Assemble all lines in which the string "text" appears.

━━━━━ SUPPLIED RECORDS

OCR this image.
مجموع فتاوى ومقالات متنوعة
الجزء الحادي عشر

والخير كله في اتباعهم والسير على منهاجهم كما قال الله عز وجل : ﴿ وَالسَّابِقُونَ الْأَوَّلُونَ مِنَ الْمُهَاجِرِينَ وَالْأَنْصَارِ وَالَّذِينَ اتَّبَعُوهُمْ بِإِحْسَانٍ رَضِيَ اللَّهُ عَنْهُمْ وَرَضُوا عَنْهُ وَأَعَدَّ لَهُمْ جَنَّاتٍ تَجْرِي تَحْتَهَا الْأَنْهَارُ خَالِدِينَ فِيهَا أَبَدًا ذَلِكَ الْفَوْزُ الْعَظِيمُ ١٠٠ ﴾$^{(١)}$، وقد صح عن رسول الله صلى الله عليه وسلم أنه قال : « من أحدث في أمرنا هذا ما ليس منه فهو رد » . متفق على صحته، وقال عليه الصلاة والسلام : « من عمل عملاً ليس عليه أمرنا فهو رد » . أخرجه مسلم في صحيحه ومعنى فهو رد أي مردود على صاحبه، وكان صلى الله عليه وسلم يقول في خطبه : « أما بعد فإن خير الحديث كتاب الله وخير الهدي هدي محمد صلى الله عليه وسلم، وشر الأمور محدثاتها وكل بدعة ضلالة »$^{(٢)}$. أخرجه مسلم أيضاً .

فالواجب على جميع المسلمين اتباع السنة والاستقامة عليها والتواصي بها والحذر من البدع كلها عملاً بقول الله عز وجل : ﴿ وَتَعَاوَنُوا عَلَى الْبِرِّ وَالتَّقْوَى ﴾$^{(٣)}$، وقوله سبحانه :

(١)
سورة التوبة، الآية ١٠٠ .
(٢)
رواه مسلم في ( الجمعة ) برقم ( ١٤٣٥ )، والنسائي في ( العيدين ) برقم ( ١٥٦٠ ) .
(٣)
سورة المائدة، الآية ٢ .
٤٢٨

━━━━━━━━━━
━━━━━ SUPPLIED RECORDS

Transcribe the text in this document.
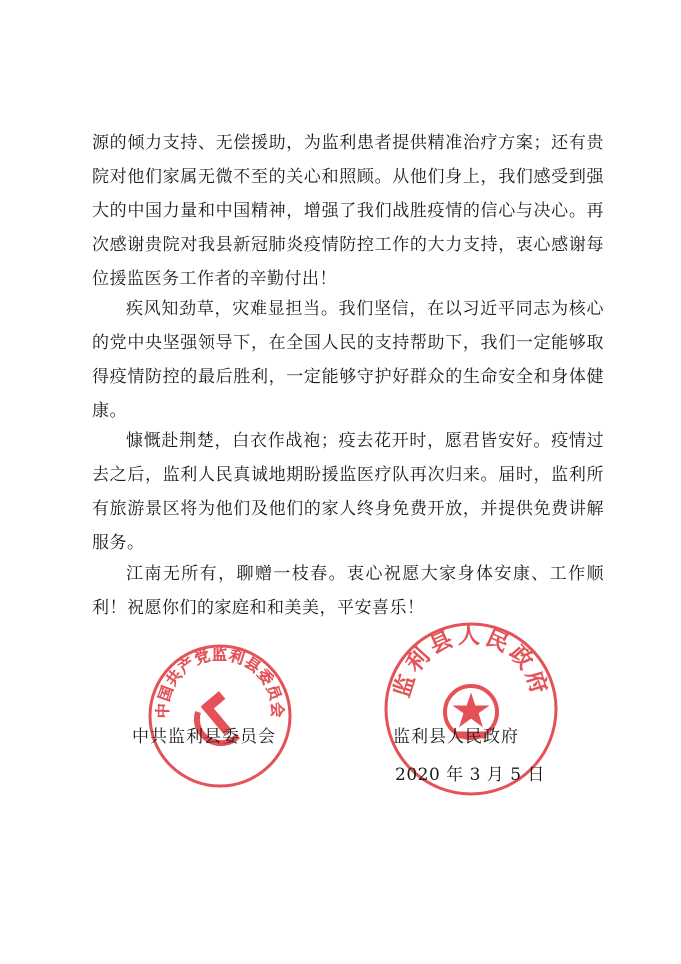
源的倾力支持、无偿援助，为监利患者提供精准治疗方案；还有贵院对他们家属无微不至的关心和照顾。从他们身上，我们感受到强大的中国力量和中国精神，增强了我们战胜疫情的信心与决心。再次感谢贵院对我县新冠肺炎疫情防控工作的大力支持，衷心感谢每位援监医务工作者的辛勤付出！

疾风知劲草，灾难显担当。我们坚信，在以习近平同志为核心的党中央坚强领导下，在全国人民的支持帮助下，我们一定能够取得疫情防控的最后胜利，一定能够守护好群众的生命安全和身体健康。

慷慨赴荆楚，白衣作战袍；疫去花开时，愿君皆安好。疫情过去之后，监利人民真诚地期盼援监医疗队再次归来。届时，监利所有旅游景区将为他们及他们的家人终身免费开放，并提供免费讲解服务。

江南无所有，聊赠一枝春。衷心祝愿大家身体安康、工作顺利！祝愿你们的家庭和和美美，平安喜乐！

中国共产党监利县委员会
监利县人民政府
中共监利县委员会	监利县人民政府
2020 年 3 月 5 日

━━━━━━━━━━
━━━━━ SUPPLIED RECORDS

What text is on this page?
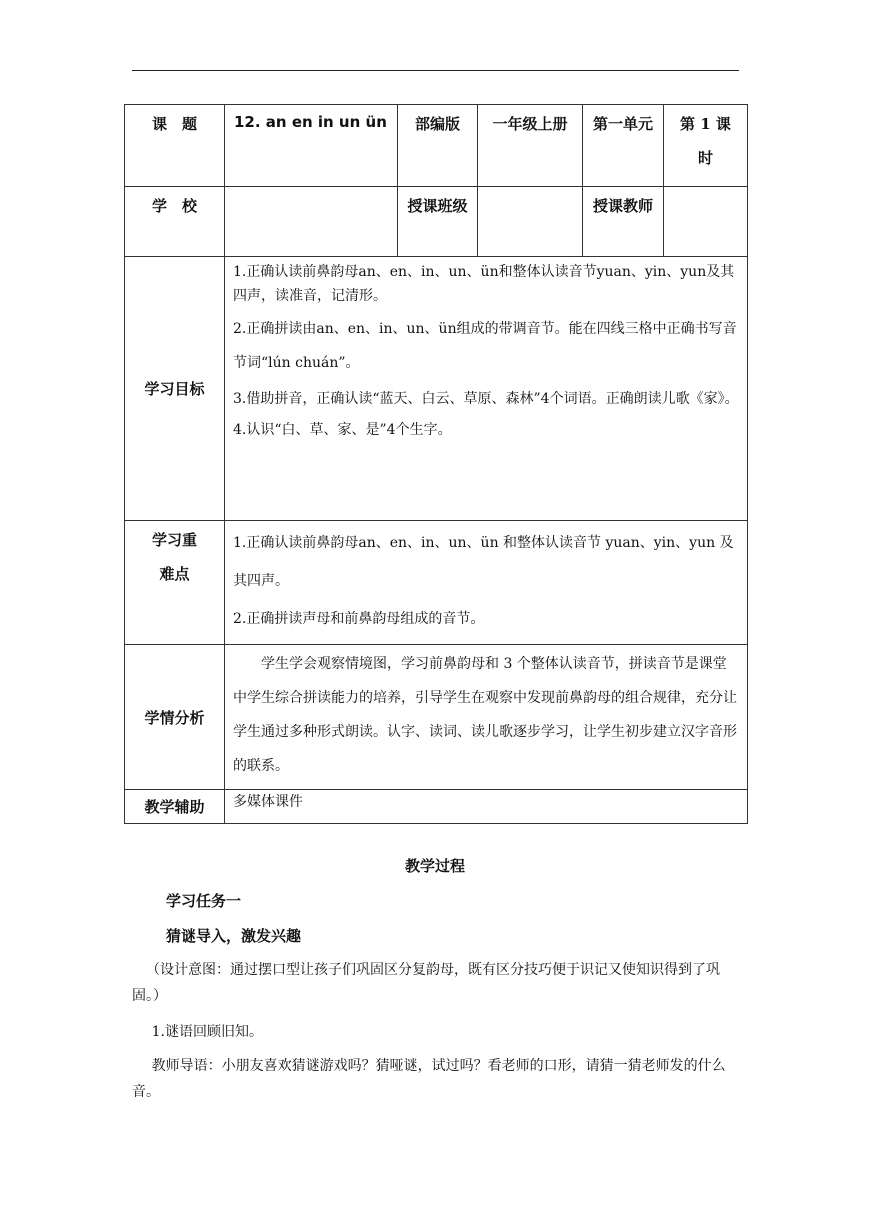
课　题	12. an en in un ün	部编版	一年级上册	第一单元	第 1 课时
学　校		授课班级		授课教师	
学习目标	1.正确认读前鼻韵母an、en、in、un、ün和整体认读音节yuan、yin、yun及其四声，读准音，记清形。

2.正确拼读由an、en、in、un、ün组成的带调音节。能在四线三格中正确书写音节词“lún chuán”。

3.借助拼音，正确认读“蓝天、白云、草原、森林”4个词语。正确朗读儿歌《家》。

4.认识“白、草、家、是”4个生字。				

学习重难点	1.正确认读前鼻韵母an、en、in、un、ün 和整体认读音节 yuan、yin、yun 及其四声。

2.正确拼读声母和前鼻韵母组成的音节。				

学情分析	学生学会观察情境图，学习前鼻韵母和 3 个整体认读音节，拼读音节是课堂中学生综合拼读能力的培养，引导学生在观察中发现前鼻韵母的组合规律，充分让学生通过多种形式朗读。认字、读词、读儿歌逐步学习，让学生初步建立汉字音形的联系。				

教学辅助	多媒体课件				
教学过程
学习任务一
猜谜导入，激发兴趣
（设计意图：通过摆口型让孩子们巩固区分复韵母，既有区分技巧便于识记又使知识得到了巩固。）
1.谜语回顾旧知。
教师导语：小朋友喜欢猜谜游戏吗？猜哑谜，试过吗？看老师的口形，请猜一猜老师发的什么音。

━━━━━━━━━━

RIGHT ANSWER:
Transcribe the text in this document.
What text is on this page?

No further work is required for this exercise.